───── Data provided ─────

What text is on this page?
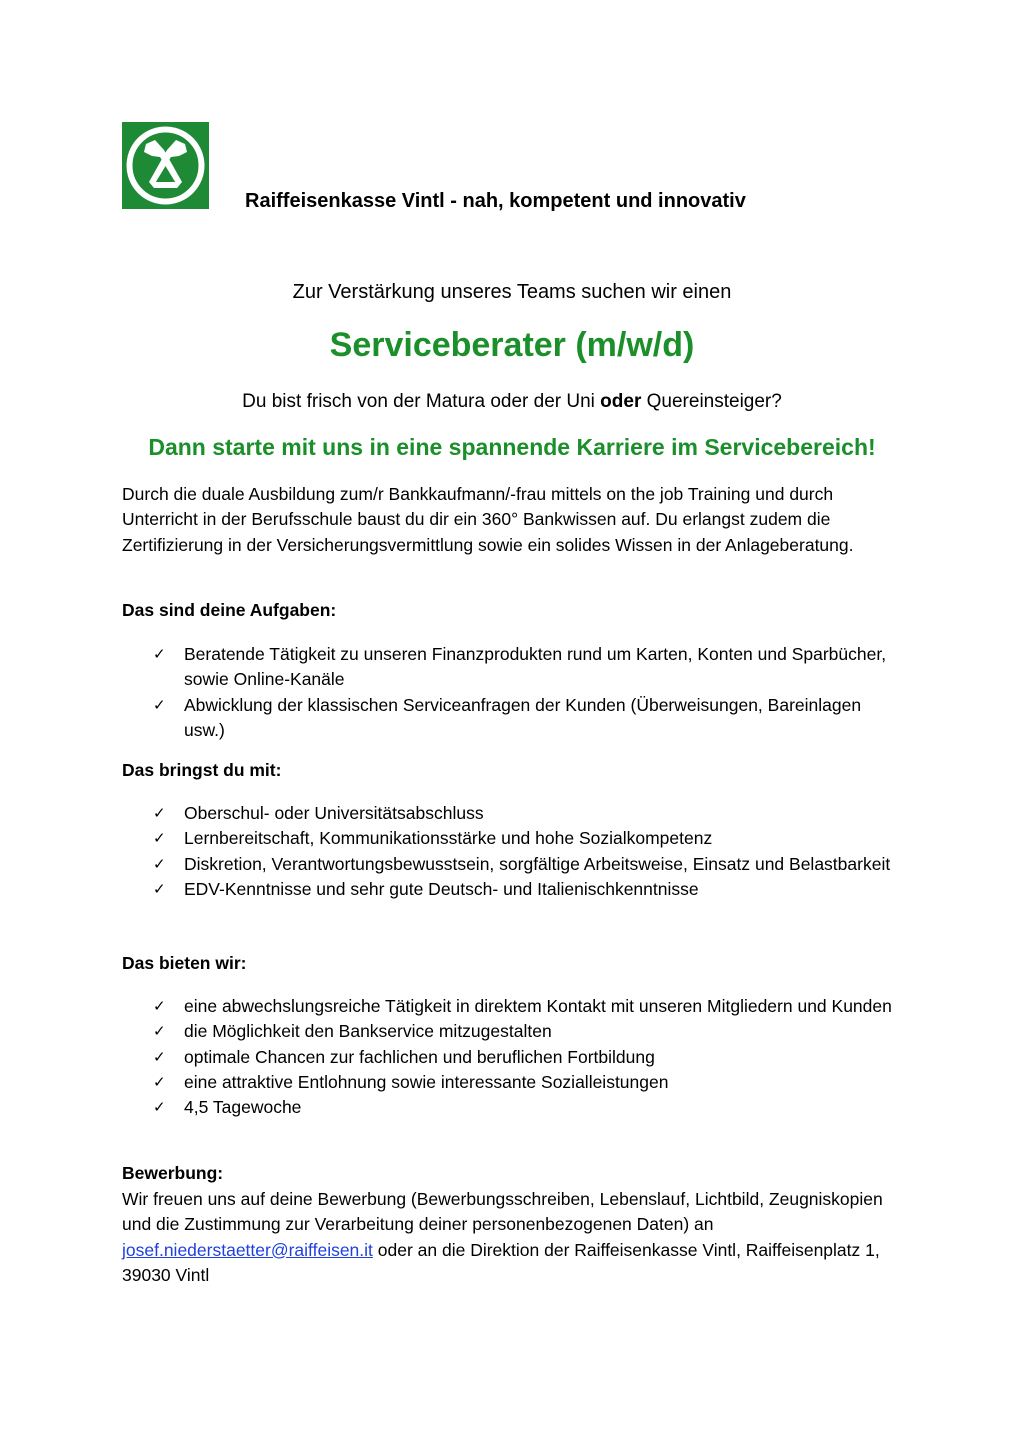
Raiffeisenkasse Vintl - nah, kompetent und innovativ
Zur Verstärkung unseres Teams suchen wir einen
Serviceberater (m/w/d)
Du bist frisch von der Matura oder der Uni oder Quereinsteiger?
Dann starte mit uns in eine spannende Karriere im Servicebereich!
Durch die duale Ausbildung zum/r Bankkaufmann/-frau mittels on the job Training und durch Unterricht in der Berufsschule baust du dir ein 360° Bankwissen auf. Du erlangst zudem die Zertifizierung in der Versicherungsvermittlung sowie ein solides Wissen in der Anlageberatung.
Das sind deine Aufgaben:
✓ Beratende Tätigkeit zu unseren Finanzprodukten rund um Karten, Konten und Sparbücher, sowie Online-Kanäle
✓ Abwicklung der klassischen Serviceanfragen der Kunden (Überweisungen, Bareinlagen usw.)
Das bringst du mit:
✓ Oberschul- oder Universitätsabschluss
✓ Lernbereitschaft, Kommunikationsstärke und hohe Sozialkompetenz
✓ Diskretion, Verantwortungsbewusstsein, sorgfältige Arbeitsweise, Einsatz und Belastbarkeit
✓ EDV-Kenntnisse und sehr gute Deutsch- und Italienischkenntnisse
Das bieten wir:
✓ eine abwechslungsreiche Tätigkeit in direktem Kontakt mit unseren Mitgliedern und Kunden
✓ die Möglichkeit den Bankservice mitzugestalten
✓ optimale Chancen zur fachlichen und beruflichen Fortbildung
✓ eine attraktive Entlohnung sowie interessante Sozialleistungen
✓ 4,5 Tagewoche
Bewerbung:
Wir freuen uns auf deine Bewerbung (Bewerbungsschreiben, Lebenslauf, Lichtbild, Zeugniskopien und die Zustimmung zur Verarbeitung deiner personenbezogenen Daten) an josef.niederstaetter@raiffeisen.it oder an die Direktion der Raiffeisenkasse Vintl, Raiffeisenplatz 1, 39030 Vintl
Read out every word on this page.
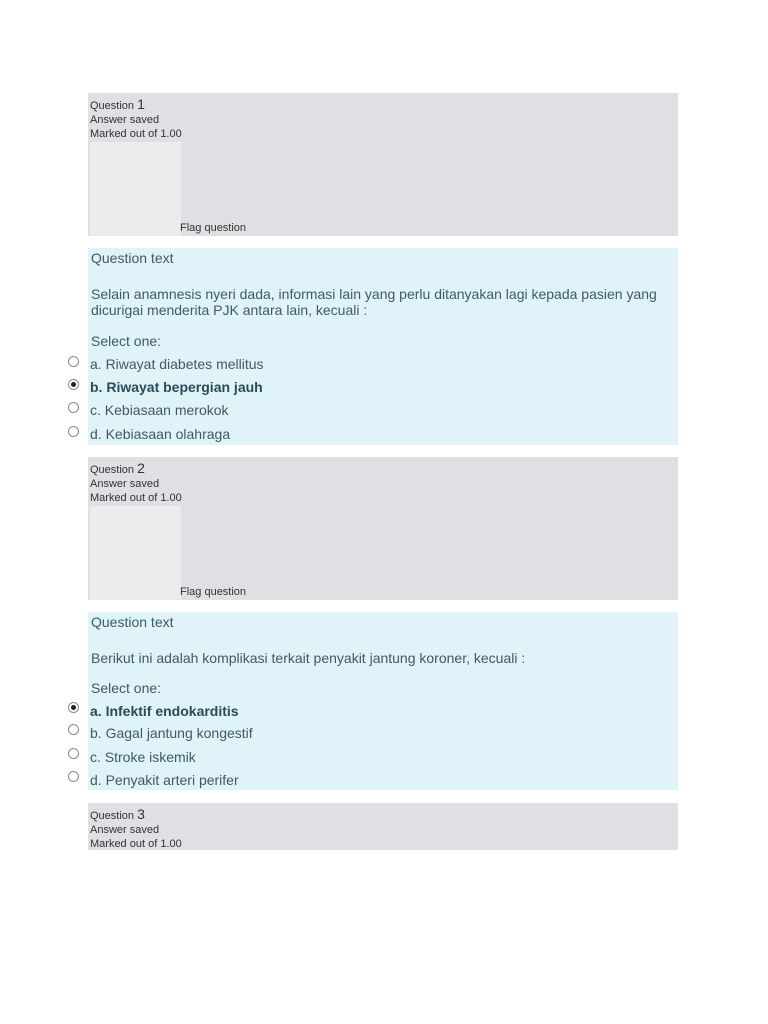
Question 1
Answer saved
Marked out of 1.00
Flag question
Question text
Selain anamnesis nyeri dada, informasi lain yang perlu ditanyakan lagi kepada pasien yang dicurigai menderita PJK antara lain, kecuali :
Select one:
a. Riwayat diabetes mellitus
b. Riwayat bepergian jauh
c. Kebiasaan merokok
d. Kebiasaan olahraga
Question 2
Answer saved
Marked out of 1.00
Flag question
Question text
Berikut ini adalah komplikasi terkait penyakit jantung koroner, kecuali :
Select one:
a. Infektif endokarditis
b. Gagal jantung kongestif
c. Stroke iskemik
d. Penyakit arteri perifer
Question 3
Answer saved
Marked out of 1.00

─────

*Exercise*: Every line of the data above should be quoted exactly. Omit the pictures.

*Result for this task*:
What text is on this page?
Raiffeisenkasse Vintl - nah, kompetent und innovativ
Zur Verstärkung unseres Teams suchen wir einen
Serviceberater (m/w/d)
Du bist frisch von der Matura oder der Uni oder Quereinsteiger?
Dann starte mit uns in eine spannende Karriere im Servicebereich!
Durch die duale Ausbildung zum/r Bankkaufmann/-frau mittels on the job Training und durch Unterricht in der Berufsschule baust du dir ein 360° Bankwissen auf. Du erlangst zudem die Zertifizierung in der Versicherungsvermittlung sowie ein solides Wissen in der Anlageberatung.
Das sind deine Aufgaben:
✓ Beratende Tätigkeit zu unseren Finanzprodukten rund um Karten, Konten und Sparbücher, sowie Online-Kanäle
✓ Abwicklung der klassischen Serviceanfragen der Kunden (Überweisungen, Bareinlagen usw.)
Das bringst du mit:
✓ Oberschul- oder Universitätsabschluss
✓ Lernbereitschaft, Kommunikationsstärke und hohe Sozialkompetenz
✓ Diskretion, Verantwortungsbewusstsein, sorgfältige Arbeitsweise, Einsatz und Belastbarkeit
✓ EDV-Kenntnisse und sehr gute Deutsch- und Italienischkenntnisse
Das bieten wir:
✓ eine abwechslungsreiche Tätigkeit in direktem Kontakt mit unseren Mitgliedern und Kunden
✓ die Möglichkeit den Bankservice mitzugestalten
✓ optimale Chancen zur fachlichen und beruflichen Fortbildung
✓ eine attraktive Entlohnung sowie interessante Sozialleistungen
✓ 4,5 Tagewoche
Bewerbung:
Wir freuen uns auf deine Bewerbung (Bewerbungsschreiben, Lebenslauf, Lichtbild, Zeugniskopien und die Zustimmung zur Verarbeitung deiner personenbezogenen Daten) an josef.niederstaetter@raiffeisen.it oder an die Direktion der Raiffeisenkasse Vintl, Raiffeisenplatz 1, 39030 Vintl
Read out every word on this page.
Question 1
Answer saved
Marked out of 1.00
Flag question
Question text
Selain anamnesis nyeri dada, informasi lain yang perlu ditanyakan lagi kepada pasien yang dicurigai menderita PJK antara lain, kecuali :
Select one:
a. Riwayat diabetes mellitus
b. Riwayat bepergian jauh
c. Kebiasaan merokok
d. Kebiasaan olahraga
Question 2
Answer saved
Marked out of 1.00
Flag question
Question text
Berikut ini adalah komplikasi terkait penyakit jantung koroner, kecuali :
Select one:
a. Infektif endokarditis
b. Gagal jantung kongestif
c. Stroke iskemik
d. Penyakit arteri perifer
Question 3
Answer saved
Marked out of 1.00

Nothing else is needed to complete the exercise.